> _DATASET RECORDS_
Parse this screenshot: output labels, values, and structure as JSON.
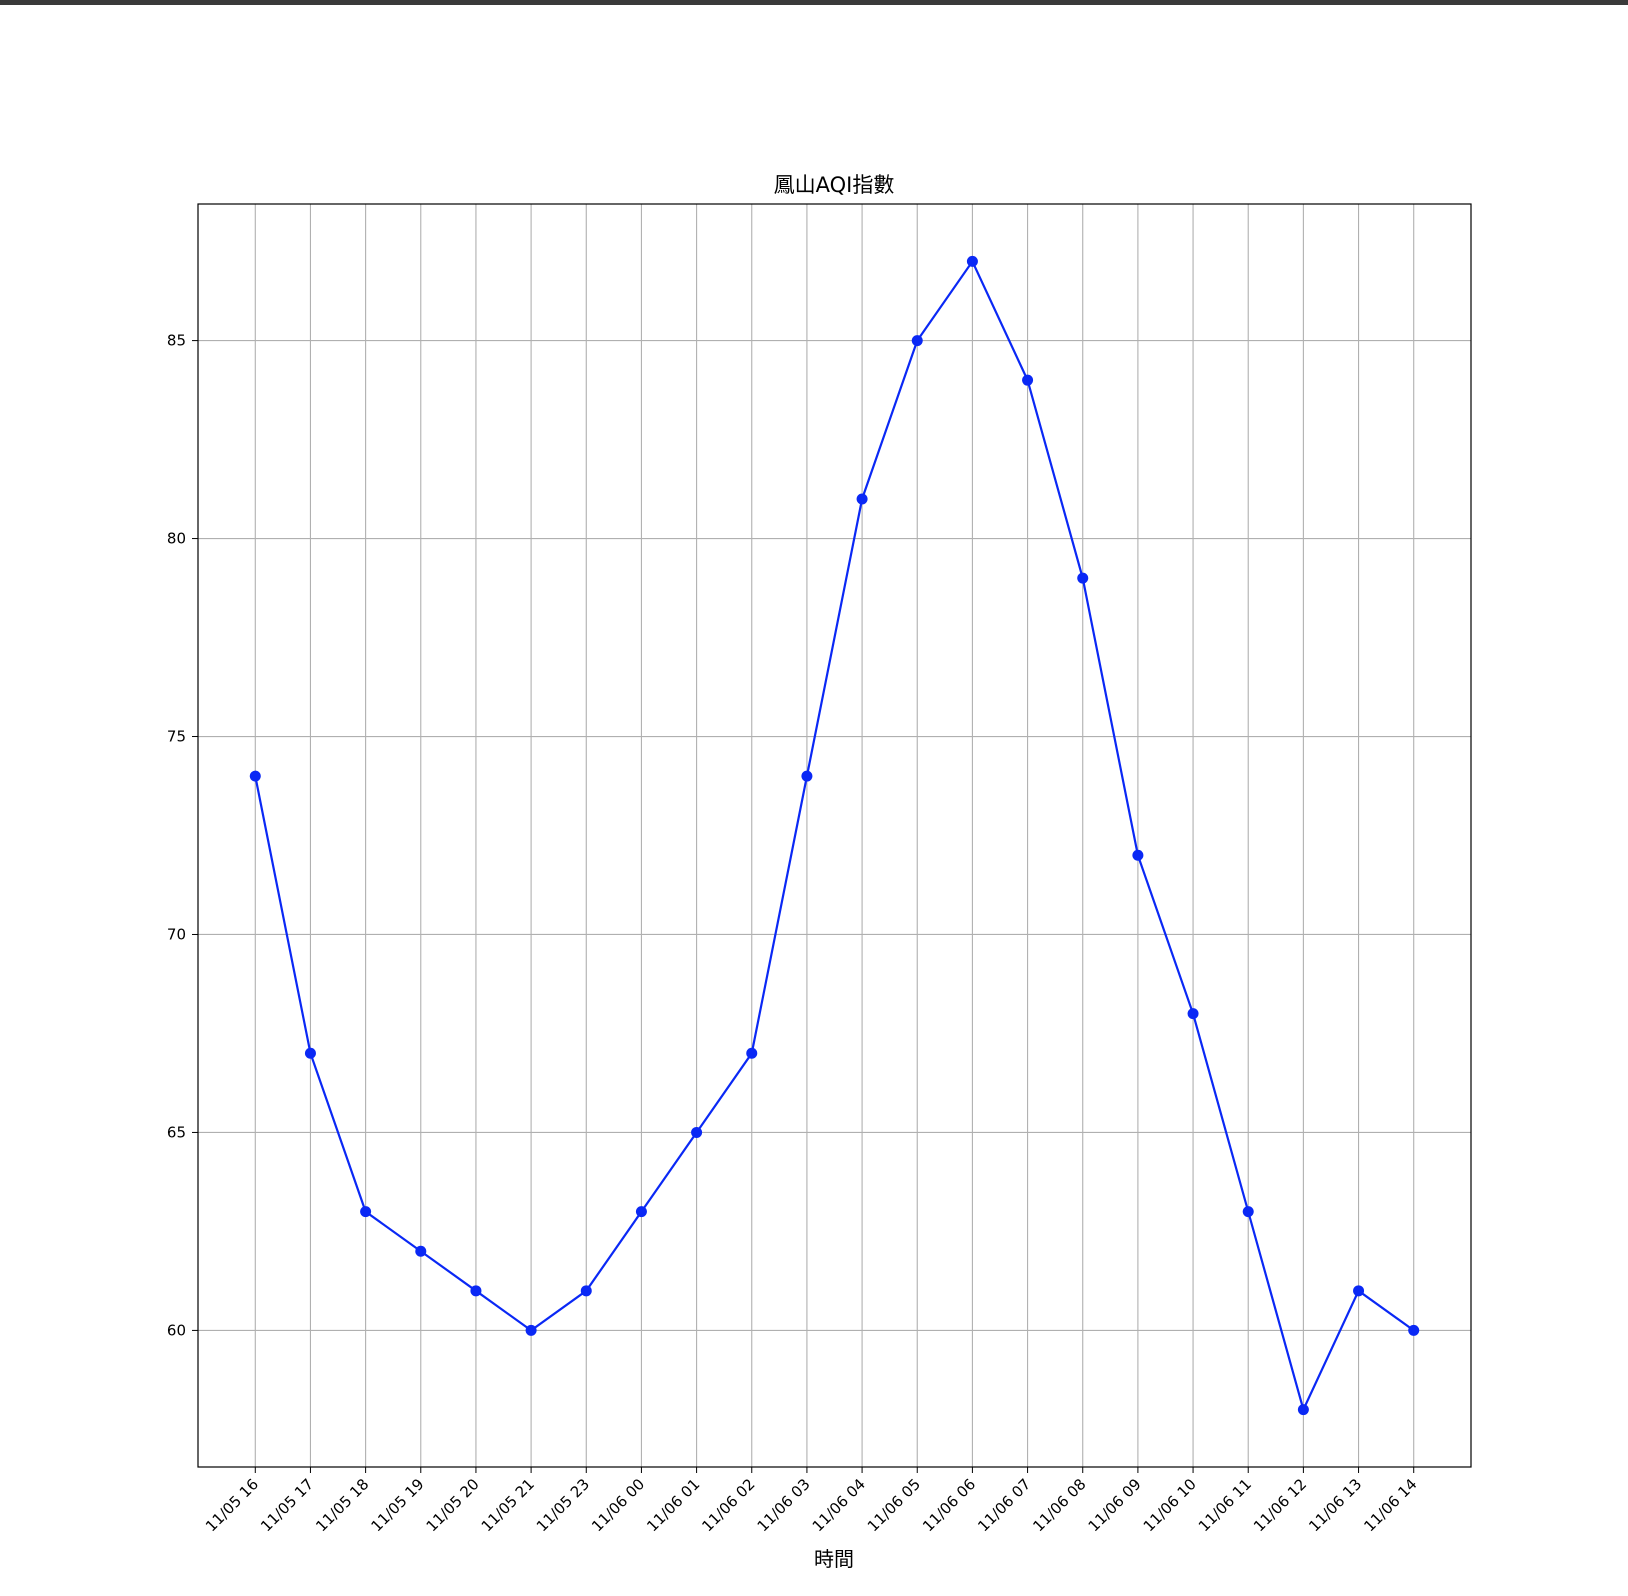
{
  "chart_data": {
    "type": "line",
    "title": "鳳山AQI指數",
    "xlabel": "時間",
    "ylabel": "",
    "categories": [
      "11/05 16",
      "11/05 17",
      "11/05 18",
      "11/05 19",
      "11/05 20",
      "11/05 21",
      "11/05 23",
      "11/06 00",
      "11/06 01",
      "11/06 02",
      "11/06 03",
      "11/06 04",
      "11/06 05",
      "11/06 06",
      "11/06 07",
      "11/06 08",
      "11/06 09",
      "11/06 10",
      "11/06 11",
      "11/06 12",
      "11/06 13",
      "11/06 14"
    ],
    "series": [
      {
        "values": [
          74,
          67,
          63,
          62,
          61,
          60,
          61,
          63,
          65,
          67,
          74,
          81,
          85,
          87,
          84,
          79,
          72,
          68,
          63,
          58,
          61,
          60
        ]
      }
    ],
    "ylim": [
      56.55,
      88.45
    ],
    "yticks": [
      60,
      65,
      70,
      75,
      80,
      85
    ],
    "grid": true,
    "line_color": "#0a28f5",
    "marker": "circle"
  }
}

> _GOAL_
In the lines above, find each one with "values" and list it.

> _COMPLETED TASK_
Parse this screenshot: output labels, values, and structure as JSON.
        "values": [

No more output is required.